**Exercise brief:** All of the data needs to be repeated exactly.

**Task inputs:**
..........

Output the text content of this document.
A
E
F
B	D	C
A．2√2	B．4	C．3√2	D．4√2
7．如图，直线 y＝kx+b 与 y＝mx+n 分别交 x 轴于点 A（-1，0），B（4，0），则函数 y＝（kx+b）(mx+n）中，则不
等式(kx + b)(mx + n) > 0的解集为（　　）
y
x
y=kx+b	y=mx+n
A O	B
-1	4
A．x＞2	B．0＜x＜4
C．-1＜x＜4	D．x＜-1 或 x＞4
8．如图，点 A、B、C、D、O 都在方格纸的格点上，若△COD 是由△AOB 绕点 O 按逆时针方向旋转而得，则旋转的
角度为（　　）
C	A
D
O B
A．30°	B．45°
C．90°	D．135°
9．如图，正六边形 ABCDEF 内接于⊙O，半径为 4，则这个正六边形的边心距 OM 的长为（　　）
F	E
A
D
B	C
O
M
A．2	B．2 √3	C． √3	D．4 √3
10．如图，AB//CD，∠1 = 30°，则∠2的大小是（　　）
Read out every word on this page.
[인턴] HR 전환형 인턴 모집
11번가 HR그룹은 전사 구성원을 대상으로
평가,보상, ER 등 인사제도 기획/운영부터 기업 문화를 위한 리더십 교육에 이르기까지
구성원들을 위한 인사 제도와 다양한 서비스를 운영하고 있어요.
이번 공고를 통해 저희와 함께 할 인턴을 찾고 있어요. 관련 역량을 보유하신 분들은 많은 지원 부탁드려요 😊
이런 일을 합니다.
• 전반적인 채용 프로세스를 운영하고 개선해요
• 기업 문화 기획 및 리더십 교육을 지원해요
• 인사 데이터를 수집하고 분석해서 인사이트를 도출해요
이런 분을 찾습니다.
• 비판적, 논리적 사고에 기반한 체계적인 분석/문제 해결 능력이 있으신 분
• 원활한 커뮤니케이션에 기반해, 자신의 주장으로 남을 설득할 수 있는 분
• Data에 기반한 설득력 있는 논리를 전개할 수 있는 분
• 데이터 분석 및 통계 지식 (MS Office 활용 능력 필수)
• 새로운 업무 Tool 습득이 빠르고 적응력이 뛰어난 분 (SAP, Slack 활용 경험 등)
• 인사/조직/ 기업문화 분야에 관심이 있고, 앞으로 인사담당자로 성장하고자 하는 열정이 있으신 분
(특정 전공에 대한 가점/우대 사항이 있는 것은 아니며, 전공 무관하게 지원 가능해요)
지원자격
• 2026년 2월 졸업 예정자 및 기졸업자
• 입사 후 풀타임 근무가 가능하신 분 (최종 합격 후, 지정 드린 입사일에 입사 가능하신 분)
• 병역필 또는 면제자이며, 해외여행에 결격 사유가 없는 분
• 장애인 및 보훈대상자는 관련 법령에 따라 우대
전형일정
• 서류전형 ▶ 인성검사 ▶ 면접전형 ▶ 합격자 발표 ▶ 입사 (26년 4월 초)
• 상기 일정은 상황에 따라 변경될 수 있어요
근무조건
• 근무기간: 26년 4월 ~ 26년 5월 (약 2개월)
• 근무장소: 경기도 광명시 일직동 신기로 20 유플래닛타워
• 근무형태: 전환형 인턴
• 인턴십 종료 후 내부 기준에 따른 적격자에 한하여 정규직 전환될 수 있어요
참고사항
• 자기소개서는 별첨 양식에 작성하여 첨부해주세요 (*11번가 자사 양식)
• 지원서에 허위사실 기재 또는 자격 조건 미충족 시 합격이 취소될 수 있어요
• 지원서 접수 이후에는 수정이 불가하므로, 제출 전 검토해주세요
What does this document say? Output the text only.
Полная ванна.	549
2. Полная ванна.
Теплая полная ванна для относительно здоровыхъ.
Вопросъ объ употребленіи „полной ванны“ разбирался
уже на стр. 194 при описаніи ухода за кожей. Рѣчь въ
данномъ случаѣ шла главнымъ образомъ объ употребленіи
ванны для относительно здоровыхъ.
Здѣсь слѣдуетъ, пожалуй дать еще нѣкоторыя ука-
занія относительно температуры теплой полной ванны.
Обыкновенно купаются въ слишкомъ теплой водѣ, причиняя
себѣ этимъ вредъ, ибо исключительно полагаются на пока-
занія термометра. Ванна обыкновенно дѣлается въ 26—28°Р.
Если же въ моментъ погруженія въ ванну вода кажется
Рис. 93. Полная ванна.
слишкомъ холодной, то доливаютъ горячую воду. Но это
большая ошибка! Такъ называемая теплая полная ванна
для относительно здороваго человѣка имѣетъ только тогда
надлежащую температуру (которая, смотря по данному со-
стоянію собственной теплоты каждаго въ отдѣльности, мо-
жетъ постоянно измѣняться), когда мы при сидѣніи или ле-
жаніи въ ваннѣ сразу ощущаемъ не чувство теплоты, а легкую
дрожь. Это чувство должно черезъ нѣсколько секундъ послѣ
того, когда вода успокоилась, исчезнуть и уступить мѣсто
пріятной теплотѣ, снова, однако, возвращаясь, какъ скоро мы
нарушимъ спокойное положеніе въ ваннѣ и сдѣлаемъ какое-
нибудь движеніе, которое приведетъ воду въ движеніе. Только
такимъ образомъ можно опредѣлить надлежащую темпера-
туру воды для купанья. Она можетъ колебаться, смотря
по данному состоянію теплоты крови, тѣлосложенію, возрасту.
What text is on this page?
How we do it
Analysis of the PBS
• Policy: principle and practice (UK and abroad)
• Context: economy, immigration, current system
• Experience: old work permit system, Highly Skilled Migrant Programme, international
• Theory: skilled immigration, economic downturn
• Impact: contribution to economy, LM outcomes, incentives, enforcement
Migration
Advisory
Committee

..........

**Problem solution:**
Output the text content of this document.
A
E
F
B	D	C
A．2√2	B．4	C．3√2	D．4√2
7．如图，直线 y＝kx+b 与 y＝mx+n 分别交 x 轴于点 A（-1，0），B（4，0），则函数 y＝（kx+b）(mx+n）中，则不
等式(kx + b)(mx + n) > 0的解集为（　　）
y
x
y=kx+b	y=mx+n
A O	B
-1	4
A．x＞2	B．0＜x＜4
C．-1＜x＜4	D．x＜-1 或 x＞4
8．如图，点 A、B、C、D、O 都在方格纸的格点上，若△COD 是由△AOB 绕点 O 按逆时针方向旋转而得，则旋转的
角度为（　　）
C	A
D
O B
A．30°	B．45°
C．90°	D．135°
9．如图，正六边形 ABCDEF 内接于⊙O，半径为 4，则这个正六边形的边心距 OM 的长为（　　）
F	E
A
D
B	C
O
M
A．2	B．2 √3	C． √3	D．4 √3
10．如图，AB//CD，∠1 = 30°，则∠2的大小是（　　）
Read out every word on this page.
[인턴] HR 전환형 인턴 모집
11번가 HR그룹은 전사 구성원을 대상으로
평가,보상, ER 등 인사제도 기획/운영부터 기업 문화를 위한 리더십 교육에 이르기까지
구성원들을 위한 인사 제도와 다양한 서비스를 운영하고 있어요.
이번 공고를 통해 저희와 함께 할 인턴을 찾고 있어요. 관련 역량을 보유하신 분들은 많은 지원 부탁드려요 😊
이런 일을 합니다.
• 전반적인 채용 프로세스를 운영하고 개선해요
• 기업 문화 기획 및 리더십 교육을 지원해요
• 인사 데이터를 수집하고 분석해서 인사이트를 도출해요
이런 분을 찾습니다.
• 비판적, 논리적 사고에 기반한 체계적인 분석/문제 해결 능력이 있으신 분
• 원활한 커뮤니케이션에 기반해, 자신의 주장으로 남을 설득할 수 있는 분
• Data에 기반한 설득력 있는 논리를 전개할 수 있는 분
• 데이터 분석 및 통계 지식 (MS Office 활용 능력 필수)
• 새로운 업무 Tool 습득이 빠르고 적응력이 뛰어난 분 (SAP, Slack 활용 경험 등)
• 인사/조직/ 기업문화 분야에 관심이 있고, 앞으로 인사담당자로 성장하고자 하는 열정이 있으신 분
(특정 전공에 대한 가점/우대 사항이 있는 것은 아니며, 전공 무관하게 지원 가능해요)
지원자격
• 2026년 2월 졸업 예정자 및 기졸업자
• 입사 후 풀타임 근무가 가능하신 분 (최종 합격 후, 지정 드린 입사일에 입사 가능하신 분)
• 병역필 또는 면제자이며, 해외여행에 결격 사유가 없는 분
• 장애인 및 보훈대상자는 관련 법령에 따라 우대
전형일정
• 서류전형 ▶ 인성검사 ▶ 면접전형 ▶ 합격자 발표 ▶ 입사 (26년 4월 초)
• 상기 일정은 상황에 따라 변경될 수 있어요
근무조건
• 근무기간: 26년 4월 ~ 26년 5월 (약 2개월)
• 근무장소: 경기도 광명시 일직동 신기로 20 유플래닛타워
• 근무형태: 전환형 인턴
• 인턴십 종료 후 내부 기준에 따른 적격자에 한하여 정규직 전환될 수 있어요
참고사항
• 자기소개서는 별첨 양식에 작성하여 첨부해주세요 (*11번가 자사 양식)
• 지원서에 허위사실 기재 또는 자격 조건 미충족 시 합격이 취소될 수 있어요
• 지원서 접수 이후에는 수정이 불가하므로, 제출 전 검토해주세요
What does this document say? Output the text only.
Полная ванна.	549
2. Полная ванна.
Теплая полная ванна для относительно здоровыхъ.
Вопросъ объ употребленіи „полной ванны“ разбирался
уже на стр. 194 при описаніи ухода за кожей. Рѣчь въ
данномъ случаѣ шла главнымъ образомъ объ употребленіи
ванны для относительно здоровыхъ.
Здѣсь слѣдуетъ, пожалуй дать еще нѣкоторыя ука-
занія относительно температуры теплой полной ванны.
Обыкновенно купаются въ слишкомъ теплой водѣ, причиняя
себѣ этимъ вредъ, ибо исключительно полагаются на пока-
занія термометра. Ванна обыкновенно дѣлается въ 26—28°Р.
Если же въ моментъ погруженія въ ванну вода кажется
Рис. 93. Полная ванна.
слишкомъ холодной, то доливаютъ горячую воду. Но это
большая ошибка! Такъ называемая теплая полная ванна
для относительно здороваго человѣка имѣетъ только тогда
надлежащую температуру (которая, смотря по данному со-
стоянію собственной теплоты каждаго въ отдѣльности, мо-
жетъ постоянно измѣняться), когда мы при сидѣніи или ле-
жаніи въ ваннѣ сразу ощущаемъ не чувство теплоты, а легкую
дрожь. Это чувство должно черезъ нѣсколько секундъ послѣ
того, когда вода успокоилась, исчезнуть и уступить мѣсто
пріятной теплотѣ, снова, однако, возвращаясь, какъ скоро мы
нарушимъ спокойное положеніе въ ваннѣ и сдѣлаемъ какое-
нибудь движеніе, которое приведетъ воду въ движеніе. Только
такимъ образомъ можно опредѣлить надлежащую темпера-
туру воды для купанья. Она можетъ колебаться, смотря
по данному состоянію теплоты крови, тѣлосложенію, возрасту.
What text is on this page?
How we do it
Analysis of the PBS
• Policy: principle and practice (UK and abroad)
• Context: economy, immigration, current system
• Experience: old work permit system, Highly Skilled Migrant Programme, international
• Theory: skilled immigration, economic downturn
• Impact: contribution to economy, LM outcomes, incentives, enforcement
Migration
Advisory
Committee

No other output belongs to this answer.